## Objective
Copy, from the entries below, each line in which the string "members" appears.

## Information given
□ □ □ □

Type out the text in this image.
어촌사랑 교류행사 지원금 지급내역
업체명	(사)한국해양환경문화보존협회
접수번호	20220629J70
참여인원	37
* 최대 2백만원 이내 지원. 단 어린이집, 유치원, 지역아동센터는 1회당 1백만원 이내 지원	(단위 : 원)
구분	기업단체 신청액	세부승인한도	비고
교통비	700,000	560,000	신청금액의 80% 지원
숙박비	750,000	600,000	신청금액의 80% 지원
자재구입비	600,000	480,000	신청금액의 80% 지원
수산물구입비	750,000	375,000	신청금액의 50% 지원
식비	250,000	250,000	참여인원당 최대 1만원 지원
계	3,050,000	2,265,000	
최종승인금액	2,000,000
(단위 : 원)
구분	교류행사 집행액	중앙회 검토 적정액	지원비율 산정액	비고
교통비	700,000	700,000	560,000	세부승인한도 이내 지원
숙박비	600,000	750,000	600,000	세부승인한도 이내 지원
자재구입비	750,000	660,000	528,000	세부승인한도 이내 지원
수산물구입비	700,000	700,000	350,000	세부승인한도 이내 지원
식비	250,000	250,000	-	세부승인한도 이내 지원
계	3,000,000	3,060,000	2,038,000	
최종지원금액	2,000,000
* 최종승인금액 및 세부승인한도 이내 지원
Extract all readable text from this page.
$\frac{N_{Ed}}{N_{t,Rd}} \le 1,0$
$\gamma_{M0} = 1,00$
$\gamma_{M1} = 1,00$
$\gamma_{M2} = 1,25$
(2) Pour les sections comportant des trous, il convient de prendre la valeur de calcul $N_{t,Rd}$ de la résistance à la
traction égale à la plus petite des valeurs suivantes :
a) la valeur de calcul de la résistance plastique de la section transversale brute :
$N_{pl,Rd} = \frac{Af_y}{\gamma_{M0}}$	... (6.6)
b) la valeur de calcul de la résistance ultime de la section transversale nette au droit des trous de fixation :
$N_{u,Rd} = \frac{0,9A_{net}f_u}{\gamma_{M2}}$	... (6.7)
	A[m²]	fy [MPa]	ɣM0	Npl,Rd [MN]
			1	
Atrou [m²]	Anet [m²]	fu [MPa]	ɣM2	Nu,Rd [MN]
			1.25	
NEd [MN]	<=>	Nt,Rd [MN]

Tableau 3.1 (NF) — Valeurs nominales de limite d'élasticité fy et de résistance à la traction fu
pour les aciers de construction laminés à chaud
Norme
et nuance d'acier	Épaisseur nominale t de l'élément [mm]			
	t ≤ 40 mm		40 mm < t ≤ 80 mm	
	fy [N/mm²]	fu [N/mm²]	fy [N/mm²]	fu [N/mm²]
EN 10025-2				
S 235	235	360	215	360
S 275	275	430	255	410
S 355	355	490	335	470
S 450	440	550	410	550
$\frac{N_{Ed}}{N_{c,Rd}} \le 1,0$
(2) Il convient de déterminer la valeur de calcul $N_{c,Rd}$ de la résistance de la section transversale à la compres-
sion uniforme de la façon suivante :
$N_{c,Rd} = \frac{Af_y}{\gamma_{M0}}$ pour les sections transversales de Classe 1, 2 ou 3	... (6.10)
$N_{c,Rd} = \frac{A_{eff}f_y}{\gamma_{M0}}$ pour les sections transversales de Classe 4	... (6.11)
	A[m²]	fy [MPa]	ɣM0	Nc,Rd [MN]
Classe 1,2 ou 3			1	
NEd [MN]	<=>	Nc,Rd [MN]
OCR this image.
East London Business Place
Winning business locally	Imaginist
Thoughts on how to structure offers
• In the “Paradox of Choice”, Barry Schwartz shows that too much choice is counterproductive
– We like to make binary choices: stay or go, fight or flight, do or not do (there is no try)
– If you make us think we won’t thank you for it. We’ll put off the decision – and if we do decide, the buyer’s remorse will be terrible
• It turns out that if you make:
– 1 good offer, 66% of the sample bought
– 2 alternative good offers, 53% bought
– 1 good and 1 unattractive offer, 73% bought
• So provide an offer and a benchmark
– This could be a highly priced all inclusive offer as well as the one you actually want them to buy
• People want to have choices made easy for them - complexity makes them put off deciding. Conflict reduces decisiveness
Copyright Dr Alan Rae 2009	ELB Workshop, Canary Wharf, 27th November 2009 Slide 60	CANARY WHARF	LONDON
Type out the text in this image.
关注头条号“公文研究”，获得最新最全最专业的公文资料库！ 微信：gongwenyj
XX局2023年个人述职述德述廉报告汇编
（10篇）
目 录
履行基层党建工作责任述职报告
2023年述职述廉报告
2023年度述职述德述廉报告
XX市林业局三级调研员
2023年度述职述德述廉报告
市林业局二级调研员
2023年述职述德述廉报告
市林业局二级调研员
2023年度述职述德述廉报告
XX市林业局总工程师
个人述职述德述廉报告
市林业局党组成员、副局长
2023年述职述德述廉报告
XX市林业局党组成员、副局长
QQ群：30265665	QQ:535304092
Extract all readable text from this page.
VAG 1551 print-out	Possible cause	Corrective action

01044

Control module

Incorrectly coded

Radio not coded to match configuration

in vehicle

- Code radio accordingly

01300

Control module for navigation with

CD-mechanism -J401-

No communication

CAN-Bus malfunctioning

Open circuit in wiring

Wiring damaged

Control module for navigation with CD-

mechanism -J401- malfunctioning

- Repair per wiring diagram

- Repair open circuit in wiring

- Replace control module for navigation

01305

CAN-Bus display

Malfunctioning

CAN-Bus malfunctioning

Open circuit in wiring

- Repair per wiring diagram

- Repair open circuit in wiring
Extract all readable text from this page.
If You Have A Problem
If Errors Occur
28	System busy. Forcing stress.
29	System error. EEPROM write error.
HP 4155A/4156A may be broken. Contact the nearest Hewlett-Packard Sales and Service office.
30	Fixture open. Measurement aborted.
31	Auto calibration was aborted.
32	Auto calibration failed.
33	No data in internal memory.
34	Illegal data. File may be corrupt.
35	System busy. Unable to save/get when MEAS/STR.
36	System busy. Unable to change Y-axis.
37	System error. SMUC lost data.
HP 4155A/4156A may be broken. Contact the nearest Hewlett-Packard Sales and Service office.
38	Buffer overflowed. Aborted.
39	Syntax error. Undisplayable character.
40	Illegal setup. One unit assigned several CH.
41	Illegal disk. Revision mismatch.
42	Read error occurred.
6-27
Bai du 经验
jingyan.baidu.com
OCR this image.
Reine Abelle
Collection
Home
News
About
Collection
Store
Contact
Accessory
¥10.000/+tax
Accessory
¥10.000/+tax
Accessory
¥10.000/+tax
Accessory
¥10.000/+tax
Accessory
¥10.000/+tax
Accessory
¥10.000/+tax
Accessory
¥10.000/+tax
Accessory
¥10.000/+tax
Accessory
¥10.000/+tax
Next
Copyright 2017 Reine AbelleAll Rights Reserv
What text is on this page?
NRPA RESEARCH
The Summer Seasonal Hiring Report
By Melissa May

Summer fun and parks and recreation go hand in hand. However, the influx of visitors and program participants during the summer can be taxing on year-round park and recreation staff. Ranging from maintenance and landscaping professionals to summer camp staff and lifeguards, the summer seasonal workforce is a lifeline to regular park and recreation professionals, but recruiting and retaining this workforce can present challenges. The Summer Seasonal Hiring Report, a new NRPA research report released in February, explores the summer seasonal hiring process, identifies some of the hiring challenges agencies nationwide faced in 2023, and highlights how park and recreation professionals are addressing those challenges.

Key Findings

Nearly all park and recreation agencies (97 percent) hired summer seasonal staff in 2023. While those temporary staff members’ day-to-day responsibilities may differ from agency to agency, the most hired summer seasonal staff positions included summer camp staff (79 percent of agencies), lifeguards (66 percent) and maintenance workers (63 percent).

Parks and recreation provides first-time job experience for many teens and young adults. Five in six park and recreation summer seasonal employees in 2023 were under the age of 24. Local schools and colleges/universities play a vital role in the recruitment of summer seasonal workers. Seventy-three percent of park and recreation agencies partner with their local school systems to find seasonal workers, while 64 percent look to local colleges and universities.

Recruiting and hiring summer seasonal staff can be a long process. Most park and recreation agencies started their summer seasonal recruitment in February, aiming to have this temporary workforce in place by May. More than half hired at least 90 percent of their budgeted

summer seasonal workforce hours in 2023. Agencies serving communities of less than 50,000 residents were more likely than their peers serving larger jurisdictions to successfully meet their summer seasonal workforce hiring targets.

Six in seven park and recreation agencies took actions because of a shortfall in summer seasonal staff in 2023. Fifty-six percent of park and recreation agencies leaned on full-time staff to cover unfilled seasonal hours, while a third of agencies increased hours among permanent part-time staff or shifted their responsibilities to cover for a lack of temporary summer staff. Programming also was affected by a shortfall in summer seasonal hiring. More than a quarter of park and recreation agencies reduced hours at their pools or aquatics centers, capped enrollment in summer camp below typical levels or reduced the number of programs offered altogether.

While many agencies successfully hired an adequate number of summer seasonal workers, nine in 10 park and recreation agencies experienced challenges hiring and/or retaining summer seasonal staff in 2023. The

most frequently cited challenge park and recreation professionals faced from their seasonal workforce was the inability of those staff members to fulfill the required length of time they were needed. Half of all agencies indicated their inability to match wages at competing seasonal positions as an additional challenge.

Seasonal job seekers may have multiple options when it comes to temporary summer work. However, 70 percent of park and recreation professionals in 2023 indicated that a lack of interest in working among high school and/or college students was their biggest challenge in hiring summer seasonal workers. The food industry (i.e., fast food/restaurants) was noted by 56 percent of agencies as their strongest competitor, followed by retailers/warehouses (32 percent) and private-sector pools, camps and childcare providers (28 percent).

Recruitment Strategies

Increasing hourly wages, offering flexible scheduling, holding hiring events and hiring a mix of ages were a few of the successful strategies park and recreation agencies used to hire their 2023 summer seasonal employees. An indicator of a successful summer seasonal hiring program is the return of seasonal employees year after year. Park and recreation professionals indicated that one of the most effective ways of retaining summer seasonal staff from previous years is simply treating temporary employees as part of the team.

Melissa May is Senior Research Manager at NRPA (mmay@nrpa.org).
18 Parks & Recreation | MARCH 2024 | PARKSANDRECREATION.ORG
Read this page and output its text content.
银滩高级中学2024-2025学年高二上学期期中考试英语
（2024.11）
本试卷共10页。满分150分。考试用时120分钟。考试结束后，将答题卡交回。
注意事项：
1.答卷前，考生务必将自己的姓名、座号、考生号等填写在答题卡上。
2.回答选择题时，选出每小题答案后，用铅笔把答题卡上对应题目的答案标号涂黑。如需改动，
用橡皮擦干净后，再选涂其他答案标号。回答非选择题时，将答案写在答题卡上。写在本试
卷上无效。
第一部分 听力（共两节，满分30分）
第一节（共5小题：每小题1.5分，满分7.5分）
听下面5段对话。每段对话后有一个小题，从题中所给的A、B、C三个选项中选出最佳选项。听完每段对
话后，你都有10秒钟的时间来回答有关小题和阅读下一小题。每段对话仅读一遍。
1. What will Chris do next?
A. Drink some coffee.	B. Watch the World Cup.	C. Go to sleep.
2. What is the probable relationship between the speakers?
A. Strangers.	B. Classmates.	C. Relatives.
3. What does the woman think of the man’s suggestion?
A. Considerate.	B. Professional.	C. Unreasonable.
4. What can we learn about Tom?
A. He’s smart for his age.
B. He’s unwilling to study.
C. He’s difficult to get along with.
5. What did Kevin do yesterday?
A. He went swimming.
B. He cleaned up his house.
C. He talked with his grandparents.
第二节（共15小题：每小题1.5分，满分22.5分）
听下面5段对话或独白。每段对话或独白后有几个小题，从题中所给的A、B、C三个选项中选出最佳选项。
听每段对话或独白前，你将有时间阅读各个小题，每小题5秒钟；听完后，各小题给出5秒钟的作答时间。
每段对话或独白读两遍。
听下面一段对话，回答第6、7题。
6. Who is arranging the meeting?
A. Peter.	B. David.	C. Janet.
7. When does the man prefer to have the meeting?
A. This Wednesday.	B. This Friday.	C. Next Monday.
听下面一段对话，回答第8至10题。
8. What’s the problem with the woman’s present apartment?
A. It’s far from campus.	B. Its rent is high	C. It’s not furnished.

□ □ □ □

## Problem solution
Nearly all park and recreation agencies (97 percent) hired summer seasonal staff in 2023. While those temporary staff members’ day-to-day responsibilities may differ from agency to agency, the most hired summer seasonal staff positions included summer camp staff (79 percent of agencies), lifeguards (66 percent) and maintenance workers (63 percent).
most frequently cited challenge park and recreation professionals faced from their seasonal workforce was the inability of those staff members to fulfill the required length of time they were needed. Half of all agencies indicated their inability to match wages at competing seasonal positions as an additional challenge.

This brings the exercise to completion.